(Data entries for graphics)
= = = = = = =
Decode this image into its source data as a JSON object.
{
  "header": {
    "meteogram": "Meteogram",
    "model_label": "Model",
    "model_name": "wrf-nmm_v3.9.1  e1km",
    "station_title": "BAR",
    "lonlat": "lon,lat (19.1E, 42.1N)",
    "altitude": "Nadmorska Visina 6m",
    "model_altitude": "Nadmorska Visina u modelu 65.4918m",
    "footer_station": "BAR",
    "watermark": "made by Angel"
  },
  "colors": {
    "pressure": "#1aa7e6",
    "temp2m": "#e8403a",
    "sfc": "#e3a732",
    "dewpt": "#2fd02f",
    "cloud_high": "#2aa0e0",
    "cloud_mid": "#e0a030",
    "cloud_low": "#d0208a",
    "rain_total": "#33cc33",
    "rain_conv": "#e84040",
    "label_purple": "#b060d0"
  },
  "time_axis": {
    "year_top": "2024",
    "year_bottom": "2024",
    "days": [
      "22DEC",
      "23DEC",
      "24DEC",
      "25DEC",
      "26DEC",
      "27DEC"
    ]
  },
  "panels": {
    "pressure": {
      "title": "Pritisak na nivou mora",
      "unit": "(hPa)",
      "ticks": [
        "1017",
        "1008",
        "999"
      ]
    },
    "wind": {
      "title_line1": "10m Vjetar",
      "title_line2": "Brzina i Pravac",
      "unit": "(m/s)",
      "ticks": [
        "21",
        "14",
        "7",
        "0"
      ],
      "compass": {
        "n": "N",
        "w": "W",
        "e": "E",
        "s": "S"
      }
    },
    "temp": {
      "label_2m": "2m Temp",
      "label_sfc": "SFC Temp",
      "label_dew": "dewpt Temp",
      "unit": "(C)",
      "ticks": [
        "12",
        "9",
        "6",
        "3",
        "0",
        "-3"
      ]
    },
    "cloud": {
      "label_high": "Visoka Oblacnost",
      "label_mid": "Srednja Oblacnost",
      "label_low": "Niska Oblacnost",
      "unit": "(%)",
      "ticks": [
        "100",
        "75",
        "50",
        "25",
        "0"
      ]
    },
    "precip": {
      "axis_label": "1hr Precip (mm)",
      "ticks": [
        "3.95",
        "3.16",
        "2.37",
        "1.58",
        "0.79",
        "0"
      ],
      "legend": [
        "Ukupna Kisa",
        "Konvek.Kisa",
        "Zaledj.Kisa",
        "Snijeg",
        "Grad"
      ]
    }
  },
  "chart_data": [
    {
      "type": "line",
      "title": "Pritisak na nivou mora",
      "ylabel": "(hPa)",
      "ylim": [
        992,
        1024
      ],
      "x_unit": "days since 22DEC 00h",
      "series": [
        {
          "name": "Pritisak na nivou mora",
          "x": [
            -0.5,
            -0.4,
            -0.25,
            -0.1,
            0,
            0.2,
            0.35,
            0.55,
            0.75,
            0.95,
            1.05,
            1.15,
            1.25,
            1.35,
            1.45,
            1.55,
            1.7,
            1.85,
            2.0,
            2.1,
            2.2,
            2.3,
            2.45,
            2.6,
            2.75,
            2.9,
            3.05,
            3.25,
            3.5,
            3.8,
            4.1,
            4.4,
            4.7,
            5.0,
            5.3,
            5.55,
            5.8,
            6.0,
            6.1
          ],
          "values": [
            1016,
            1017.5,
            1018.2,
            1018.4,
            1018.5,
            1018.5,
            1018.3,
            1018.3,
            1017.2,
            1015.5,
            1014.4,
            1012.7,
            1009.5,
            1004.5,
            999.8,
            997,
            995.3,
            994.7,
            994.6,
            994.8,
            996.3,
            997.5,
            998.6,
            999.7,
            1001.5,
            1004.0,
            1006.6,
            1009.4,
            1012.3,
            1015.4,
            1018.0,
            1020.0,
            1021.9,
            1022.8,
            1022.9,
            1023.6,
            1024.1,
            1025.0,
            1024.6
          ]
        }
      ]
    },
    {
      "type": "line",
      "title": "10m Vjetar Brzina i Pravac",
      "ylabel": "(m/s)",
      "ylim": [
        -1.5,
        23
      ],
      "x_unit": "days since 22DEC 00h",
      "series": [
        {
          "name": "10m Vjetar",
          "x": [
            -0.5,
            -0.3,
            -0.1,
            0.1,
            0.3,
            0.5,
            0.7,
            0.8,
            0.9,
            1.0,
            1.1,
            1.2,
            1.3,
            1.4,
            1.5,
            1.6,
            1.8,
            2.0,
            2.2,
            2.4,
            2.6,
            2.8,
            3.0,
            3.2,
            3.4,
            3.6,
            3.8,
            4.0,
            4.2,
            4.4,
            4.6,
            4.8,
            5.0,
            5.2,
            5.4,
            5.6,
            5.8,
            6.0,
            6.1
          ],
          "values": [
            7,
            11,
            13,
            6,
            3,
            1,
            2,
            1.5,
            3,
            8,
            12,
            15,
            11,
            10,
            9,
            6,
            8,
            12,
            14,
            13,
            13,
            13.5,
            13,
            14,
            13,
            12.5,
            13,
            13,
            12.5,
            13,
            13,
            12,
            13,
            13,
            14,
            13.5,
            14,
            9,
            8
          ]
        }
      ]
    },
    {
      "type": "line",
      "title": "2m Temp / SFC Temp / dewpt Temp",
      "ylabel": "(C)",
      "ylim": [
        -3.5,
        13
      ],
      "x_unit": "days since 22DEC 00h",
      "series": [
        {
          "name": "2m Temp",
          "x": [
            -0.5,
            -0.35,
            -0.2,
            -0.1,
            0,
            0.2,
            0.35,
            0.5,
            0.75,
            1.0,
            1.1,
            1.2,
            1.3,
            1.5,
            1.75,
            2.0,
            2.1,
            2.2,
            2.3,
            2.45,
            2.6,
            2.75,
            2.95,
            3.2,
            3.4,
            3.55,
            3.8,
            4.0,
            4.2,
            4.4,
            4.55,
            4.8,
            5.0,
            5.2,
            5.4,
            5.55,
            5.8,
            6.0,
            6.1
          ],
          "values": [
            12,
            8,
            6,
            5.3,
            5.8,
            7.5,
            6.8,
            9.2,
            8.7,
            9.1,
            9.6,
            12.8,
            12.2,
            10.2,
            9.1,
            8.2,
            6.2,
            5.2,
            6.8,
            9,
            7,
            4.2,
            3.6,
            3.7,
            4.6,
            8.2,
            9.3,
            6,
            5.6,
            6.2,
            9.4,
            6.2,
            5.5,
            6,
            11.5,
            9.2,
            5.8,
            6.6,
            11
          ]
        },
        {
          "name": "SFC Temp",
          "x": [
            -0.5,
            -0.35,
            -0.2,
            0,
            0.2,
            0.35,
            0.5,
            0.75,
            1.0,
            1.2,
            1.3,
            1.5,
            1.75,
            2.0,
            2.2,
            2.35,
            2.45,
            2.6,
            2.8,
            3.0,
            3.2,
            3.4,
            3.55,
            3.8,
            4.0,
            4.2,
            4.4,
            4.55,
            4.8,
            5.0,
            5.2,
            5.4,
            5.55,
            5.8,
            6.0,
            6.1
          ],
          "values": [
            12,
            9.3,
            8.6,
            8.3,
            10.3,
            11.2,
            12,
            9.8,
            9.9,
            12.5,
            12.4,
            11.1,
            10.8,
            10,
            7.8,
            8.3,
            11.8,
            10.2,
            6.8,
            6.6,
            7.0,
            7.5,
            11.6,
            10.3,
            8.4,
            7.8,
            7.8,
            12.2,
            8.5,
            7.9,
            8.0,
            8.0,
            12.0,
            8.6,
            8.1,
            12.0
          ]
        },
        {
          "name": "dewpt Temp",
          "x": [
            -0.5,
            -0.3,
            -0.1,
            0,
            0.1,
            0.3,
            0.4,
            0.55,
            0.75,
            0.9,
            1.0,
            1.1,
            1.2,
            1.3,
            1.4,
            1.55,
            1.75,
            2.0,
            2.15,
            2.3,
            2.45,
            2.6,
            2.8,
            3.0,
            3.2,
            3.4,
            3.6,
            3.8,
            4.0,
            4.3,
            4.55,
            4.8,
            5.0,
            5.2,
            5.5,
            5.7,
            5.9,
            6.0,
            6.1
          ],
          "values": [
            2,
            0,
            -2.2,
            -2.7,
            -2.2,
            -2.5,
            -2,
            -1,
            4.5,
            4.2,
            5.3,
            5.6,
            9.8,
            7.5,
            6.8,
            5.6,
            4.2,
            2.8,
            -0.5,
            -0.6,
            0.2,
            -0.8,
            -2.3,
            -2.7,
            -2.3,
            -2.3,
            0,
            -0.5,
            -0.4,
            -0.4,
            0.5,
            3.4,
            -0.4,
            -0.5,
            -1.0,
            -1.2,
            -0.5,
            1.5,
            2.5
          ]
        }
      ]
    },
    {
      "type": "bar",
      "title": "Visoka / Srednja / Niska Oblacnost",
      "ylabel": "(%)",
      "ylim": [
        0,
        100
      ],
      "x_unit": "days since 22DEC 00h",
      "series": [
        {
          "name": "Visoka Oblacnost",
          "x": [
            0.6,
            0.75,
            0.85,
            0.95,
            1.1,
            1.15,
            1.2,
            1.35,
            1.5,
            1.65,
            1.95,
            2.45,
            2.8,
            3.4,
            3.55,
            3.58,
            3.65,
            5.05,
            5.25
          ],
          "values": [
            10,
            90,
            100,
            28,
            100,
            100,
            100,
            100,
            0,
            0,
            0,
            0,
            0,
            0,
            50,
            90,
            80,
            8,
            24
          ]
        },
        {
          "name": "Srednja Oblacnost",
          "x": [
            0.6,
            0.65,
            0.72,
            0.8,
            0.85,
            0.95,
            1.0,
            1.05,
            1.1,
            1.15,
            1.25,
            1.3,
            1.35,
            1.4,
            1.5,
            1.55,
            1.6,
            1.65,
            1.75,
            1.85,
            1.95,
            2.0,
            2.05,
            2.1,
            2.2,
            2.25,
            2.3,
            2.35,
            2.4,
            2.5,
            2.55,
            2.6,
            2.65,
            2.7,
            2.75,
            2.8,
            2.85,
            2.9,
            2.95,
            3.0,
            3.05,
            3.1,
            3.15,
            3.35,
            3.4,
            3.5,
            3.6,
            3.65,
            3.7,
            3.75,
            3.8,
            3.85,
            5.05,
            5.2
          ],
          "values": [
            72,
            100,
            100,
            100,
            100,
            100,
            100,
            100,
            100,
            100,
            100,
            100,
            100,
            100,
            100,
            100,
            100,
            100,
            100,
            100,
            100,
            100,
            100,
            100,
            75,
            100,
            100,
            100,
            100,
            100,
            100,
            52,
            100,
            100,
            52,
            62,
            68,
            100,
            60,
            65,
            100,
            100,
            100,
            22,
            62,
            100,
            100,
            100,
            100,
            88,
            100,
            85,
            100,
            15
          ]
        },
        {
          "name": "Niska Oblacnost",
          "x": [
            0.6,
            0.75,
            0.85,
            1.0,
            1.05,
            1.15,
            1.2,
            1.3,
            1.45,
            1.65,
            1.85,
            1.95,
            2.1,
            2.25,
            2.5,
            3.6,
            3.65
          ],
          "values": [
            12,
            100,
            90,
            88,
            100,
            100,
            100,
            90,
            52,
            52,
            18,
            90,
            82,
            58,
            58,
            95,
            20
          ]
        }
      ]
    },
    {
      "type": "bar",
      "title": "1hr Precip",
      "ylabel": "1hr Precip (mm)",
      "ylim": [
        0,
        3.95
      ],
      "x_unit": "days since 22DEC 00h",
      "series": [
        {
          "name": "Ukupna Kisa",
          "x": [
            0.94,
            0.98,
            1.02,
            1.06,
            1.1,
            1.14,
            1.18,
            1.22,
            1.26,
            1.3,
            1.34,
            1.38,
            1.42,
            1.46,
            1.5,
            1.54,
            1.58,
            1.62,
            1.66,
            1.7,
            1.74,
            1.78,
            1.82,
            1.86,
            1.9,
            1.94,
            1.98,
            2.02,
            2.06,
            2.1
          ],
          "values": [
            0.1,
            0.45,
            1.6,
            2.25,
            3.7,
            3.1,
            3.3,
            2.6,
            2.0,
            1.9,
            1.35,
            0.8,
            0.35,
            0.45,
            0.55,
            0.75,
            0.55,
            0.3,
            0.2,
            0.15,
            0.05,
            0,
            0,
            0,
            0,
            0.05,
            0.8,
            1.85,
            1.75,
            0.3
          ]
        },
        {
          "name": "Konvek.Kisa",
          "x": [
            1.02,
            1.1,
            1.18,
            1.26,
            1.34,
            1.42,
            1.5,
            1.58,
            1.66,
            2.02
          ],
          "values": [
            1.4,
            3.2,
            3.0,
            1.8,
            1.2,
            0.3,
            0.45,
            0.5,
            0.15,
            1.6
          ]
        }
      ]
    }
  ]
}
= = = = = = =
- _Work required_:
Of the lines in the entries, how many include the word "Kisa"? State only the number.

- _Correct result_:
5